### Required task
Check each line of the records below for the word "inner" and copy those where it appears.

### Data supplied
#####

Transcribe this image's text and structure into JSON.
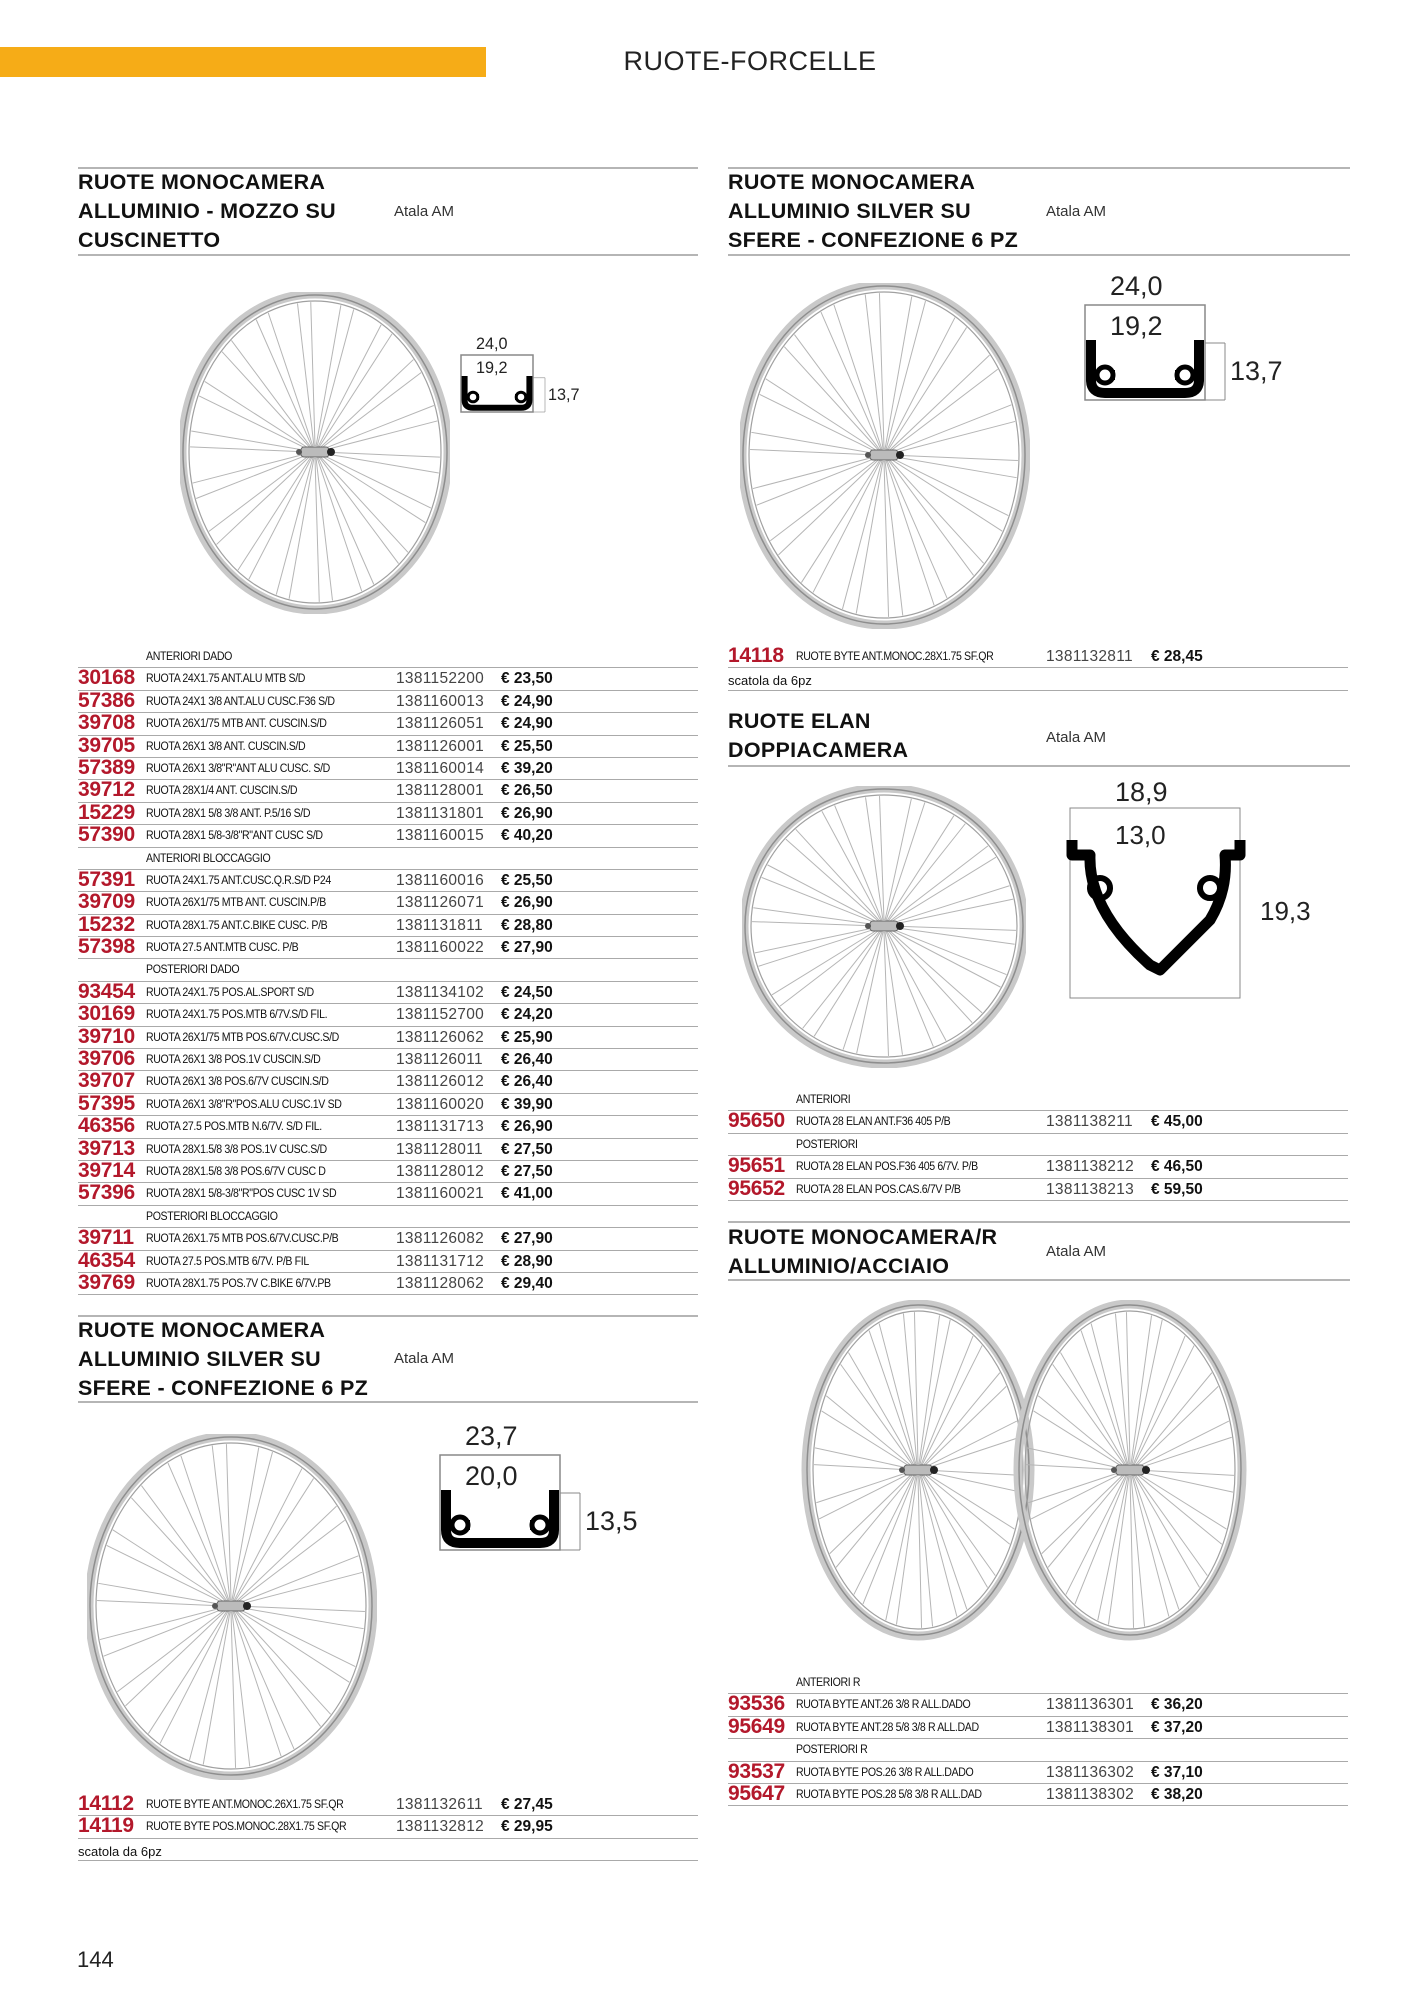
{
  "header": {
    "title": "RUOTE-FORCELLE",
    "accent": "#f6ac17"
  },
  "page_number": "144",
  "colors": {
    "code": "#b3182b",
    "rule": "#b5b5b5"
  },
  "sections": [
    {
      "title_lines": [
        "RUOTE MONOCAMERA",
        "ALLUMINIO - MOZZO SU",
        "CUSCINETTO"
      ],
      "brand": "Atala AM",
      "rim": {
        "outer": "24,0",
        "inner": "19,2",
        "height": "13,7"
      },
      "rows": [
        {
          "sub": "ANTERIORI DADO"
        },
        {
          "code": "30168",
          "desc": "RUOTA 24X1.75 ANT.ALU MTB  S/D",
          "ref": "1381152200",
          "price": "€ 23,50"
        },
        {
          "code": "57386",
          "desc": "RUOTA 24X1 3/8 ANT.ALU CUSC.F36 S/D",
          "ref": "1381160013",
          "price": "€ 24,90"
        },
        {
          "code": "39708",
          "desc": "RUOTA 26X1/75 MTB ANT.  CUSCIN.S/D",
          "ref": "1381126051",
          "price": "€ 24,90"
        },
        {
          "code": "39705",
          "desc": "RUOTA 26X1 3/8  ANT.  CUSCIN.S/D",
          "ref": "1381126001",
          "price": "€ 25,50"
        },
        {
          "code": "57389",
          "desc": "RUOTA 26X1 3/8\"R\"ANT ALU CUSC.  S/D",
          "ref": "1381160014",
          "price": "€ 39,20"
        },
        {
          "code": "39712",
          "desc": "RUOTA 28X1/4  ANT.     CUSCIN.S/D",
          "ref": "1381128001",
          "price": "€ 26,50"
        },
        {
          "code": "15229",
          "desc": "RUOTA 28X1 5/8 3/8 ANT. P.5/16 S/D",
          "ref": "1381131801",
          "price": "€ 26,90"
        },
        {
          "code": "57390",
          "desc": "RUOTA 28X1 5/8-3/8\"R\"ANT CUSC  S/D",
          "ref": "1381160015",
          "price": "€ 40,20"
        },
        {
          "sub": "ANTERIORI BLOCCAGGIO"
        },
        {
          "code": "57391",
          "desc": "RUOTA 24X1.75 ANT.CUSC.Q.R.S/D  P24",
          "ref": "1381160016",
          "price": "€ 25,50"
        },
        {
          "code": "39709",
          "desc": "RUOTA 26X1/75 MTB ANT.  CUSCIN.P/B",
          "ref": "1381126071",
          "price": "€ 26,90"
        },
        {
          "code": "15232",
          "desc": "RUOTA 28X1.75 ANT.C.BIKE CUSC. P/B",
          "ref": "1381131811",
          "price": "€ 28,80"
        },
        {
          "code": "57398",
          "desc": "RUOTA 27.5 ANT.MTB CUSC.      P/B",
          "ref": "1381160022",
          "price": "€ 27,90"
        },
        {
          "sub": "POSTERIORI DADO"
        },
        {
          "code": "93454",
          "desc": "RUOTA 24X1.75 POS.AL.SPORT S/D",
          "ref": "1381134102",
          "price": "€ 24,50"
        },
        {
          "code": "30169",
          "desc": "RUOTA 24X1.75 POS.MTB 6/7V.S/D FIL.",
          "ref": "1381152700",
          "price": "€ 24,20"
        },
        {
          "code": "39710",
          "desc": "RUOTA 26X1/75 MTB POS.6/7V.CUSC.S/D",
          "ref": "1381126062",
          "price": "€ 25,90"
        },
        {
          "code": "39706",
          "desc": "RUOTA 26X1 3/8  POS.1V  CUSCIN.S/D",
          "ref": "1381126011",
          "price": "€ 26,40"
        },
        {
          "code": "39707",
          "desc": "RUOTA 26X1 3/8  POS.6/7V CUSCIN.S/D",
          "ref": "1381126012",
          "price": "€ 26,40"
        },
        {
          "code": "57395",
          "desc": "RUOTA 26X1 3/8\"R\"POS.ALU CUSC.1V SD",
          "ref": "1381160020",
          "price": "€ 39,90"
        },
        {
          "code": "46356",
          "desc": "RUOTA 27.5 POS.MTB N.6/7V. S/D FIL.",
          "ref": "1381131713",
          "price": "€ 26,90"
        },
        {
          "code": "39713",
          "desc": "RUOTA 28X1.5/8 3/8 POS.1V CUSC.S/D",
          "ref": "1381128011",
          "price": "€ 27,50"
        },
        {
          "code": "39714",
          "desc": "RUOTA 28X1.5/8 3/8 POS.6/7V CUSC D",
          "ref": "1381128012",
          "price": "€ 27,50"
        },
        {
          "code": "57396",
          "desc": "RUOTA 28X1 5/8-3/8\"R\"POS CUSC 1V SD",
          "ref": "1381160021",
          "price": "€ 41,00"
        },
        {
          "sub": "POSTERIORI BLOCCAGGIO"
        },
        {
          "code": "39711",
          "desc": "RUOTA 26X1.75 MTB POS.6/7V.CUSC.P/B",
          "ref": "1381126082",
          "price": "€ 27,90"
        },
        {
          "code": "46354",
          "desc": "RUOTA 27.5 POS.MTB 6/7V.  P/B FIL",
          "ref": "1381131712",
          "price": "€ 28,90"
        },
        {
          "code": "39769",
          "desc": "RUOTA 28X1.75 POS.7V C.BIKE 6/7V.PB",
          "ref": "1381128062",
          "price": "€ 29,40"
        }
      ]
    },
    {
      "title_lines": [
        "RUOTE MONOCAMERA",
        "ALLUMINIO SILVER SU",
        "SFERE - CONFEZIONE 6 PZ"
      ],
      "brand": "Atala AM",
      "rim": {
        "outer": "24,0",
        "inner": "19,2",
        "height": "13,7"
      },
      "rows": [
        {
          "code": "14118",
          "desc": "RUOTE BYTE ANT.MONOC.28X1.75 SF.QR",
          "ref": "1381132811",
          "price": "€ 28,45"
        },
        {
          "note": "scatola da 6pz"
        }
      ]
    },
    {
      "title_lines": [
        "RUOTE ELAN",
        "DOPPIACAMERA"
      ],
      "brand": "Atala AM",
      "rim": {
        "outer": "18,9",
        "inner": "13,0",
        "height": "19,3"
      },
      "rows": [
        {
          "sub": "ANTERIORI"
        },
        {
          "code": "95650",
          "desc": "RUOTA 28 ELAN ANT.F36 405  P/B",
          "ref": "1381138211",
          "price": "€ 45,00"
        },
        {
          "sub": "POSTERIORI"
        },
        {
          "code": "95651",
          "desc": "RUOTA 28 ELAN POS.F36 405 6/7V. P/B",
          "ref": "1381138212",
          "price": "€ 46,50"
        },
        {
          "code": "95652",
          "desc": "RUOTA 28 ELAN POS.CAS.6/7V P/B",
          "ref": "1381138213",
          "price": "€ 59,50"
        }
      ]
    },
    {
      "title_lines": [
        "RUOTE MONOCAMERA",
        "ALLUMINIO SILVER SU",
        "SFERE - CONFEZIONE 6 PZ"
      ],
      "brand": "Atala AM",
      "rim": {
        "outer": "23,7",
        "inner": "20,0",
        "height": "13,5"
      },
      "rows": [
        {
          "code": "14112",
          "desc": "RUOTE BYTE ANT.MONOC.26X1.75 SF.QR",
          "ref": "1381132611",
          "price": "€ 27,45"
        },
        {
          "code": "14119",
          "desc": "RUOTE BYTE POS.MONOC.28X1.75 SF.QR",
          "ref": "1381132812",
          "price": "€ 29,95"
        },
        {
          "note": "scatola da 6pz"
        }
      ]
    },
    {
      "title_lines": [
        "RUOTE MONOCAMERA/R",
        "ALLUMINIO/ACCIAIO"
      ],
      "brand": "Atala AM",
      "rows": [
        {
          "sub": "ANTERIORI R"
        },
        {
          "code": "93536",
          "desc": "RUOTA BYTE ANT.26 3/8 R ALL.DADO",
          "ref": "1381136301",
          "price": "€ 36,20"
        },
        {
          "code": "95649",
          "desc": "RUOTA BYTE ANT.28 5/8 3/8 R ALL.DAD",
          "ref": "1381138301",
          "price": "€ 37,20"
        },
        {
          "sub": "POSTERIORI R"
        },
        {
          "code": "93537",
          "desc": "RUOTA BYTE POS.26 3/8 R ALL.DADO",
          "ref": "1381136302",
          "price": "€ 37,10"
        },
        {
          "code": "95647",
          "desc": "RUOTA BYTE POS.28 5/8 3/8 R ALL.DAD",
          "ref": "1381138302",
          "price": "€ 38,20"
        }
      ]
    }
  ]
}
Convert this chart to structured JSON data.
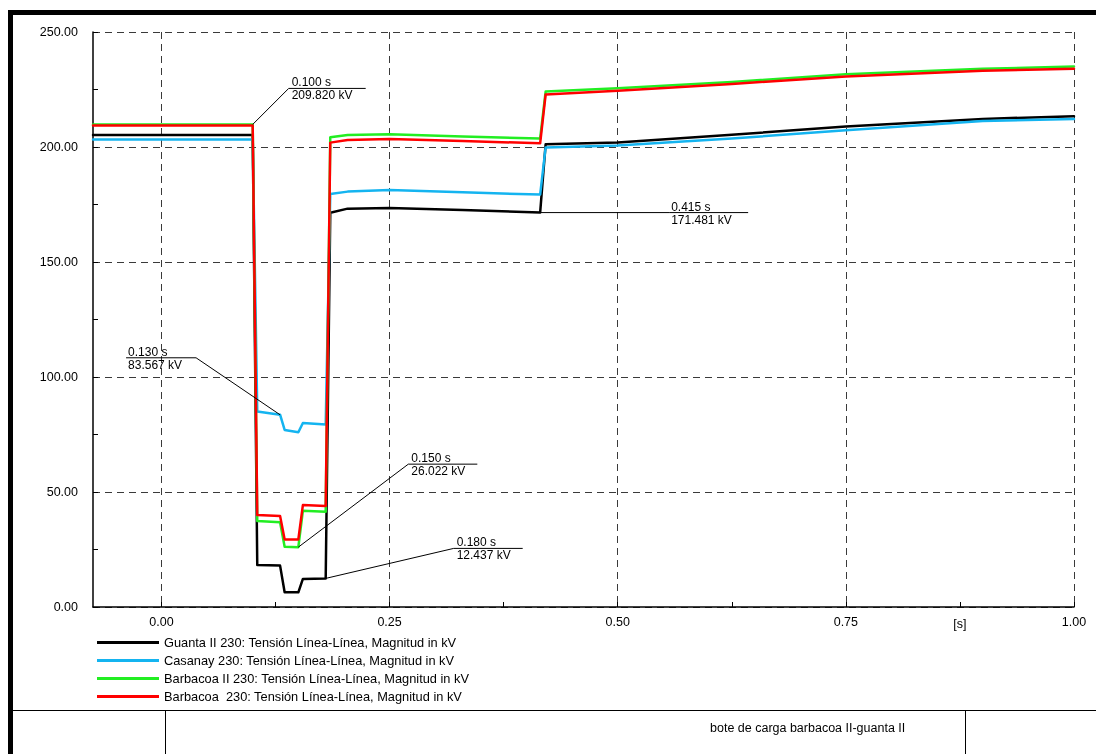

#####

### Answer for this exercise
        "inner": "19,2",
        "inner": "19,2",
        "inner": "13,0",
        "inner": "20,0",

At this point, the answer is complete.